▶ _THE EXERCISE_
Out of the lines below, please list those that hold the string "santhana".

++++ INPUT ROWS ++++

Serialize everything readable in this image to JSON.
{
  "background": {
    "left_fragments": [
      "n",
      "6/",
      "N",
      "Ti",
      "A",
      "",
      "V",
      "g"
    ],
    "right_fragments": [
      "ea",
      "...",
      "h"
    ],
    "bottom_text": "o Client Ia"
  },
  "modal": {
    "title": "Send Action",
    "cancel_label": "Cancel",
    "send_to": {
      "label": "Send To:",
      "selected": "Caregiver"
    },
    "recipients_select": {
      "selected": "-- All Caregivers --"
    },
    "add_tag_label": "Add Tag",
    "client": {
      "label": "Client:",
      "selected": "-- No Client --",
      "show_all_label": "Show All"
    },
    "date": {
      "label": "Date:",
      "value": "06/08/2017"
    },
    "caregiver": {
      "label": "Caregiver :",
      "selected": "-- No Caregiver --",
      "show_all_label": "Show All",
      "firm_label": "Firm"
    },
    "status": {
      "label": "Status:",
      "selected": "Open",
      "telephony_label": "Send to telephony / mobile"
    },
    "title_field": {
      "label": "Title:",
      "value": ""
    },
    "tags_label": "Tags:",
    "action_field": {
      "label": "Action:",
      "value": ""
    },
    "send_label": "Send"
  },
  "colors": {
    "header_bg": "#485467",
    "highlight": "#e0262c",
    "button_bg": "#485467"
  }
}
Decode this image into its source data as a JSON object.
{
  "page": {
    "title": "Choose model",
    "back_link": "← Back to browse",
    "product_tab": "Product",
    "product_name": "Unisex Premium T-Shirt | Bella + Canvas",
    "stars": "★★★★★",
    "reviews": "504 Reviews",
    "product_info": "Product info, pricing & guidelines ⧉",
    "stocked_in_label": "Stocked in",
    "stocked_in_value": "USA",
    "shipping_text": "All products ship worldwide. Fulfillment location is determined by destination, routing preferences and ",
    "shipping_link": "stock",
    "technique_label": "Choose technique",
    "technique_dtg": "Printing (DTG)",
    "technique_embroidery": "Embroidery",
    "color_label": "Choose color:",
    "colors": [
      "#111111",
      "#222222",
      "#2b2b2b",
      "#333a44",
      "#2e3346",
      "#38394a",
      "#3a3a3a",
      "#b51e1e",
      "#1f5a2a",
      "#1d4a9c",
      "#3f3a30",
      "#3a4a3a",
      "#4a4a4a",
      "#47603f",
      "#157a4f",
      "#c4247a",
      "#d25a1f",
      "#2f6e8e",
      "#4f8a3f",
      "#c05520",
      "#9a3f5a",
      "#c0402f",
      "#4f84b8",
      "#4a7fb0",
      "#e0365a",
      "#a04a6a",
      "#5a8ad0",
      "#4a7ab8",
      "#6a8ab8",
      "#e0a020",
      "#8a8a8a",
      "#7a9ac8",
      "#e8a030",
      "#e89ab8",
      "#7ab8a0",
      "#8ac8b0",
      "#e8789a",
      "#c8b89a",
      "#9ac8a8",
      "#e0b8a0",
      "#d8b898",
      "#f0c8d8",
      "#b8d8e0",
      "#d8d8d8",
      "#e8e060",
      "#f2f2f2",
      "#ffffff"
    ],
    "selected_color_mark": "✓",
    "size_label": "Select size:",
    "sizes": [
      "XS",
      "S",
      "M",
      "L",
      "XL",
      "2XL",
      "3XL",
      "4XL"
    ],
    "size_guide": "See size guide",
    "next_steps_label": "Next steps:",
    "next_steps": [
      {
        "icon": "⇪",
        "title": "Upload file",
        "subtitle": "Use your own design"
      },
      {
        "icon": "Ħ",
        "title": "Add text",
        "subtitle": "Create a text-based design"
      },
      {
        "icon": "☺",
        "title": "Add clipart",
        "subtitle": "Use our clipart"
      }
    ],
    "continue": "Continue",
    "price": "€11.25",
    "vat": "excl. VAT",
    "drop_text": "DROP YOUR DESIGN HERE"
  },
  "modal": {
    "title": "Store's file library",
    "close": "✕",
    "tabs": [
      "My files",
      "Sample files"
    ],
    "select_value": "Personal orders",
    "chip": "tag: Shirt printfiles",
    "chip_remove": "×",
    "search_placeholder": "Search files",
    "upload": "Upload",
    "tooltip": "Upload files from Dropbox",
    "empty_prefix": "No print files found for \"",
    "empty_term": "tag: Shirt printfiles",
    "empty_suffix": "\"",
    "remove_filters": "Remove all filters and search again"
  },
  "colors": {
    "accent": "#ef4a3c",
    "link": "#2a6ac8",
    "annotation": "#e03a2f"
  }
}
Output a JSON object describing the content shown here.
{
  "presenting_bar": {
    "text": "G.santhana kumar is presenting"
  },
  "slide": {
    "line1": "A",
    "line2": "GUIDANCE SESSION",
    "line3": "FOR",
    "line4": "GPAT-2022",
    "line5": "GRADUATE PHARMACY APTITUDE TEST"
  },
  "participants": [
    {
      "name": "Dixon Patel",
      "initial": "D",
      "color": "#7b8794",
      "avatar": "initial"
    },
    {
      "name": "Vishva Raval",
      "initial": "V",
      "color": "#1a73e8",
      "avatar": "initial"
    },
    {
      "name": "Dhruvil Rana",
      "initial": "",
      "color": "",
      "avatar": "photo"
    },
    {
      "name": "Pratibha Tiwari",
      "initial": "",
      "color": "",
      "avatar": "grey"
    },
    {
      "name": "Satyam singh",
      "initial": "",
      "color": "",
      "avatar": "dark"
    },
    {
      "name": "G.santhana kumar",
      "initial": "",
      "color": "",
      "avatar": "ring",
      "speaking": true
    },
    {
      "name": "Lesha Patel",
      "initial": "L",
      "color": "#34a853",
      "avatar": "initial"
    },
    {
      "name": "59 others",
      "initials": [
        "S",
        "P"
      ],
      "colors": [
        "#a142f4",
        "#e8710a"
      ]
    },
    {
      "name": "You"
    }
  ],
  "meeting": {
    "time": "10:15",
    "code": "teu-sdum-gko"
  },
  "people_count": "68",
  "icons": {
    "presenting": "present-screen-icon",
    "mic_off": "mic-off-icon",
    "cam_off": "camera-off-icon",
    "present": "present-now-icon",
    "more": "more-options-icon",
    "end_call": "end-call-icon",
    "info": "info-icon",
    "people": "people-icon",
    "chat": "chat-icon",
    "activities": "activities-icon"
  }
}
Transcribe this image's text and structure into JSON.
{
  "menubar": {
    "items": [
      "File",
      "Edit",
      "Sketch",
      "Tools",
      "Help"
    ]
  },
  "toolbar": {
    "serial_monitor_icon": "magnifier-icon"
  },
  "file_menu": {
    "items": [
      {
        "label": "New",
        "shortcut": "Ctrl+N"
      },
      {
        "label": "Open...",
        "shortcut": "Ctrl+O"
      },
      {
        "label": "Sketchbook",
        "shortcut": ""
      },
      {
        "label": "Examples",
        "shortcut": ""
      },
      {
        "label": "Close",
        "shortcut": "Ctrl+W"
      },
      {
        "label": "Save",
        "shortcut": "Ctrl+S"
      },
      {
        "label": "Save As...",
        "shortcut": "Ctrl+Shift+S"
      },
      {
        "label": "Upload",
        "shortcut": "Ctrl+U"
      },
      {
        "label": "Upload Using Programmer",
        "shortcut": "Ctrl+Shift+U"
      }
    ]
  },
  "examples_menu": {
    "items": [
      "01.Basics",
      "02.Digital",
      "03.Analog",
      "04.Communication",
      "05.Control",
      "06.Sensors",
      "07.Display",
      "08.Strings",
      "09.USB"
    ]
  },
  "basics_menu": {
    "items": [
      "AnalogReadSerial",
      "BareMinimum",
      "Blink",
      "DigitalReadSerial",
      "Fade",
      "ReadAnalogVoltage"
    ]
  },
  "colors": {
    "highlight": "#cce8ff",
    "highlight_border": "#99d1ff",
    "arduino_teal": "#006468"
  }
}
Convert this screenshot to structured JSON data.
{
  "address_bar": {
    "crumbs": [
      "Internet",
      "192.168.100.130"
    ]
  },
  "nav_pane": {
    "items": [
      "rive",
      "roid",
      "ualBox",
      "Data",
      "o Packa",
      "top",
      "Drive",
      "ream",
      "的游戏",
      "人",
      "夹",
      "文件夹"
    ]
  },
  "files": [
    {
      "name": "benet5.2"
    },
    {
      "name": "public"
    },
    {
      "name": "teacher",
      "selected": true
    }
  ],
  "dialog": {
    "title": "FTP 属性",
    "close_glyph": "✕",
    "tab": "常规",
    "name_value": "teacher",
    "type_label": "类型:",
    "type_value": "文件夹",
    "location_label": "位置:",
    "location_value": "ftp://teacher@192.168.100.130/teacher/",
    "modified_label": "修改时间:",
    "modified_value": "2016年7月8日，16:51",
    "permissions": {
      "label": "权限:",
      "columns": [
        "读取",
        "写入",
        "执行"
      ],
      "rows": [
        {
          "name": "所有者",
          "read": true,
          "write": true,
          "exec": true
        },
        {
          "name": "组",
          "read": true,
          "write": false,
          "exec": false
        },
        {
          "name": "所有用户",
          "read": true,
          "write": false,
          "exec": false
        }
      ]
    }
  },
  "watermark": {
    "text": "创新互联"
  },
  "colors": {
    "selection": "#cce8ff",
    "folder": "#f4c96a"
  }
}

++++

▶ _ANSWER TO THIS EXERCISE_
    "text": "G.santhana kumar is presenting"
      "name": "G.santhana kumar",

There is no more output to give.